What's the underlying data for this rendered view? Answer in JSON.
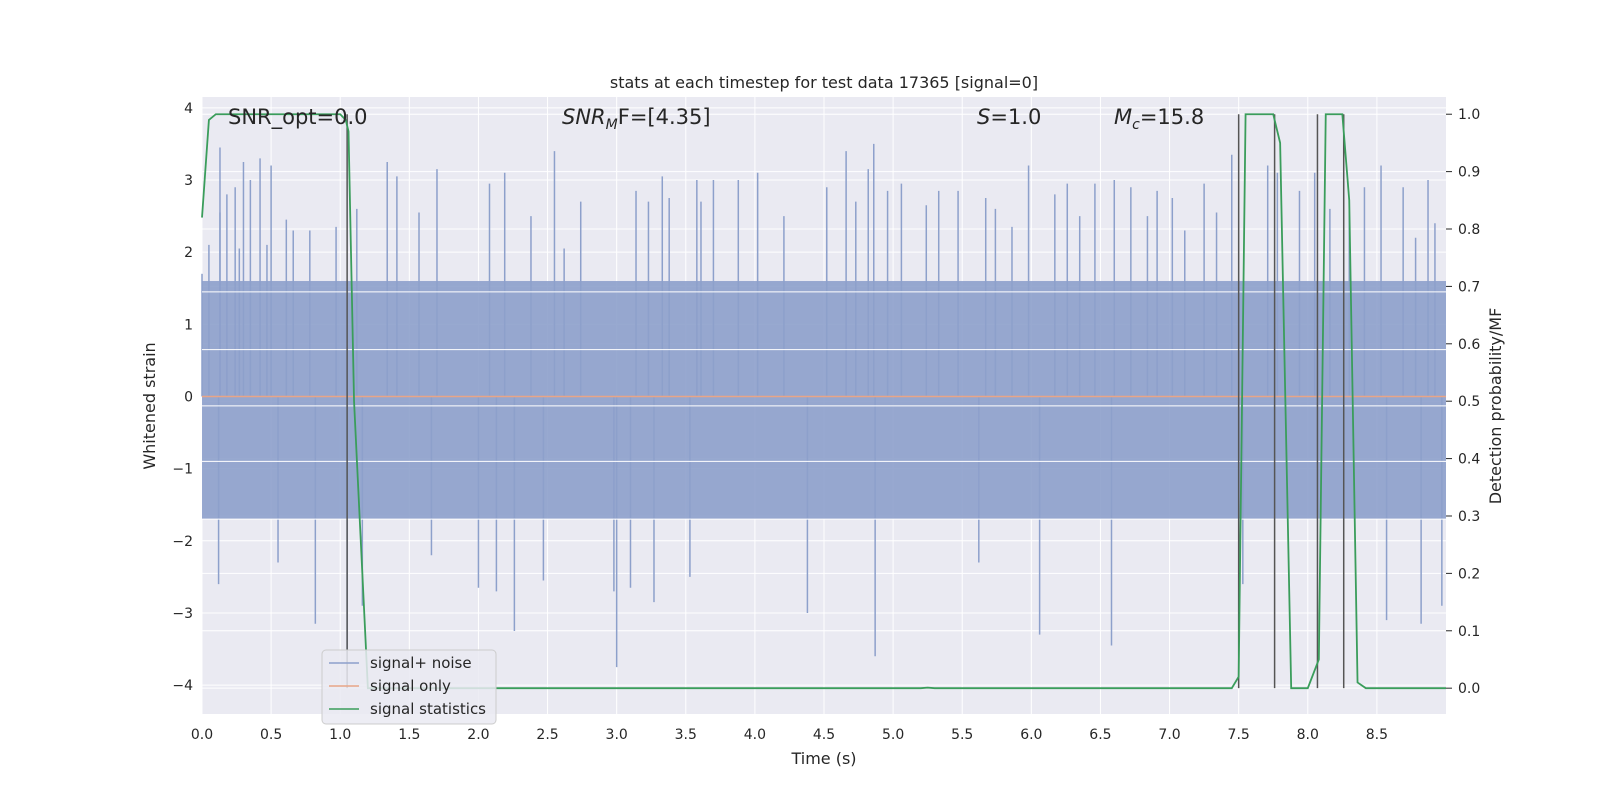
{
  "chart_data": {
    "type": "line",
    "title": "stats at each timestep for test data 17365 [signal=0]",
    "xlabel": "Time (s)",
    "ylabel": "Whitened strain",
    "y2label": "Detection probability/MF",
    "xlim": [
      0.0,
      9.0
    ],
    "ylim": [
      -4.4,
      4.15
    ],
    "y2lim": [
      -0.045,
      1.03
    ],
    "xticks": [
      0.0,
      0.5,
      1.0,
      1.5,
      2.0,
      2.5,
      3.0,
      3.5,
      4.0,
      4.5,
      5.0,
      5.5,
      6.0,
      6.5,
      7.0,
      7.5,
      8.0,
      8.5
    ],
    "xtick_labels": [
      "0.0",
      "0.5",
      "1.0",
      "1.5",
      "2.0",
      "2.5",
      "3.0",
      "3.5",
      "4.0",
      "4.5",
      "5.0",
      "5.5",
      "6.0",
      "6.5",
      "7.0",
      "7.5",
      "8.0",
      "8.5"
    ],
    "yticks": [
      -4,
      -3,
      -2,
      -1,
      0,
      1,
      2,
      3,
      4
    ],
    "ytick_labels": [
      "−4",
      "−3",
      "−2",
      "−1",
      "0",
      "1",
      "2",
      "3",
      "4"
    ],
    "y2ticks": [
      0.0,
      0.1,
      0.2,
      0.3,
      0.4,
      0.5,
      0.6,
      0.7,
      0.8,
      0.9,
      1.0
    ],
    "y2tick_labels": [
      "0.0",
      "0.1",
      "0.2",
      "0.3",
      "0.4",
      "0.5",
      "0.6",
      "0.7",
      "0.8",
      "0.9",
      "1.0"
    ],
    "grid": true,
    "legend_position": "lower-left",
    "legend": [
      {
        "name": "signal+ noise",
        "color": "#8da0cb"
      },
      {
        "name": "signal only",
        "color": "#e8a587"
      },
      {
        "name": "signal statistics",
        "color": "#3a9d5b"
      }
    ],
    "annotations": {
      "snr_opt": {
        "text": "SNR_opt=0.0"
      },
      "snr_mf": {
        "prefix": "SNR",
        "sub": "M",
        "suffix": "F=[4.35]"
      },
      "s_value": {
        "prefix": "S",
        "suffix": "=1.0"
      },
      "mc_value": {
        "prefix": "M",
        "sub": "c",
        "suffix": "=15.8"
      }
    },
    "series": [
      {
        "name": "signal+ noise",
        "color": "#8da0cb",
        "band_min": -1.7,
        "band_max": 1.6,
        "values": [
          [
            0.0,
            1.7
          ],
          [
            0.05,
            2.1
          ],
          [
            0.12,
            -2.6
          ],
          [
            0.13,
            2.55
          ],
          [
            0.13,
            3.45
          ],
          [
            0.18,
            2.8
          ],
          [
            0.24,
            2.9
          ],
          [
            0.27,
            2.05
          ],
          [
            0.3,
            3.25
          ],
          [
            0.35,
            3.0
          ],
          [
            0.42,
            3.3
          ],
          [
            0.47,
            2.1
          ],
          [
            0.5,
            3.2
          ],
          [
            0.55,
            -2.3
          ],
          [
            0.61,
            2.45
          ],
          [
            0.66,
            2.3
          ],
          [
            0.78,
            2.3
          ],
          [
            0.82,
            -3.15
          ],
          [
            0.97,
            2.35
          ],
          [
            1.05,
            -3.8
          ],
          [
            1.12,
            2.6
          ],
          [
            1.16,
            -2.9
          ],
          [
            1.34,
            3.25
          ],
          [
            1.41,
            3.05
          ],
          [
            1.57,
            2.55
          ],
          [
            1.66,
            -2.2
          ],
          [
            1.7,
            3.15
          ],
          [
            2.0,
            -2.65
          ],
          [
            2.08,
            2.95
          ],
          [
            2.13,
            -2.7
          ],
          [
            2.19,
            3.1
          ],
          [
            2.26,
            -3.25
          ],
          [
            2.38,
            2.5
          ],
          [
            2.47,
            -2.55
          ],
          [
            2.55,
            3.4
          ],
          [
            2.62,
            2.05
          ],
          [
            2.74,
            2.7
          ],
          [
            2.98,
            -2.7
          ],
          [
            3.0,
            -3.75
          ],
          [
            3.1,
            -2.65
          ],
          [
            3.14,
            2.85
          ],
          [
            3.23,
            2.7
          ],
          [
            3.27,
            -2.85
          ],
          [
            3.33,
            3.05
          ],
          [
            3.38,
            2.75
          ],
          [
            3.53,
            -2.5
          ],
          [
            3.58,
            3.0
          ],
          [
            3.61,
            2.7
          ],
          [
            3.7,
            3.0
          ],
          [
            3.88,
            3.0
          ],
          [
            4.02,
            3.1
          ],
          [
            4.21,
            2.5
          ],
          [
            4.38,
            -3.0
          ],
          [
            4.52,
            2.9
          ],
          [
            4.66,
            3.4
          ],
          [
            4.73,
            2.7
          ],
          [
            4.82,
            3.15
          ],
          [
            4.86,
            3.5
          ],
          [
            4.87,
            -3.6
          ],
          [
            4.96,
            2.85
          ],
          [
            5.06,
            2.95
          ],
          [
            5.24,
            2.65
          ],
          [
            5.33,
            2.85
          ],
          [
            5.47,
            2.85
          ],
          [
            5.62,
            -2.3
          ],
          [
            5.67,
            2.75
          ],
          [
            5.74,
            2.6
          ],
          [
            5.86,
            2.35
          ],
          [
            5.98,
            3.2
          ],
          [
            6.06,
            -3.3
          ],
          [
            6.17,
            2.8
          ],
          [
            6.26,
            2.95
          ],
          [
            6.35,
            2.5
          ],
          [
            6.46,
            2.95
          ],
          [
            6.58,
            -3.45
          ],
          [
            6.6,
            3.0
          ],
          [
            6.72,
            2.9
          ],
          [
            6.84,
            2.5
          ],
          [
            6.91,
            2.85
          ],
          [
            7.02,
            2.75
          ],
          [
            7.11,
            2.3
          ],
          [
            7.25,
            2.95
          ],
          [
            7.34,
            2.55
          ],
          [
            7.45,
            3.35
          ],
          [
            7.53,
            -2.6
          ],
          [
            7.71,
            3.2
          ],
          [
            7.78,
            3.1
          ],
          [
            7.94,
            2.85
          ],
          [
            8.05,
            3.1
          ],
          [
            8.16,
            2.6
          ],
          [
            8.3,
            2.75
          ],
          [
            8.41,
            2.9
          ],
          [
            8.53,
            3.2
          ],
          [
            8.57,
            -3.1
          ],
          [
            8.69,
            2.9
          ],
          [
            8.78,
            2.2
          ],
          [
            8.82,
            -3.15
          ],
          [
            8.87,
            3.0
          ],
          [
            8.92,
            2.4
          ],
          [
            8.97,
            -2.9
          ]
        ]
      },
      {
        "name": "signal only",
        "color": "#e8a587",
        "values": [
          [
            0.0,
            0.0
          ],
          [
            9.0,
            0.0
          ]
        ]
      },
      {
        "name": "signal statistics",
        "color": "#3a9d5b",
        "axis": "right",
        "values": [
          [
            0.0,
            0.82
          ],
          [
            0.05,
            0.99
          ],
          [
            0.1,
            1.0
          ],
          [
            1.0,
            1.0
          ],
          [
            1.04,
            0.99
          ],
          [
            1.06,
            0.97
          ],
          [
            1.1,
            0.5
          ],
          [
            1.2,
            0.0
          ],
          [
            5.2,
            0.0
          ],
          [
            5.25,
            0.001
          ],
          [
            5.3,
            0.0
          ],
          [
            7.45,
            0.0
          ],
          [
            7.5,
            0.02
          ],
          [
            7.55,
            1.0
          ],
          [
            7.75,
            1.0
          ],
          [
            7.8,
            0.95
          ],
          [
            7.88,
            0.0
          ],
          [
            8.0,
            0.0
          ],
          [
            8.08,
            0.05
          ],
          [
            8.13,
            1.0
          ],
          [
            8.25,
            1.0
          ],
          [
            8.3,
            0.85
          ],
          [
            8.36,
            0.01
          ],
          [
            8.42,
            0.0
          ],
          [
            9.0,
            0.0
          ]
        ]
      }
    ],
    "vertical_lines": {
      "color": "#555555",
      "x": [
        1.05,
        7.5,
        7.76,
        8.07,
        8.26
      ],
      "y2_top": 1.0,
      "y2_bottom": 0.0
    },
    "extra_horizontal_lines": [
      1.45,
      0.65,
      -0.13,
      -0.9,
      -1.7
    ],
    "plot_background": "#eaeaf2"
  }
}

_ _ _

TASK TO CARRY OUT:
Search the records for the word "color", then list every line that has it.

EXPECTED ANSWER:
        "color": "#8da0cb"
        "color": "#e8a587"
        "color": "#3a9d5b"
        "color": "#8da0cb",
        "color": "#e8a587",
        "color": "#3a9d5b",
      "color": "#555555",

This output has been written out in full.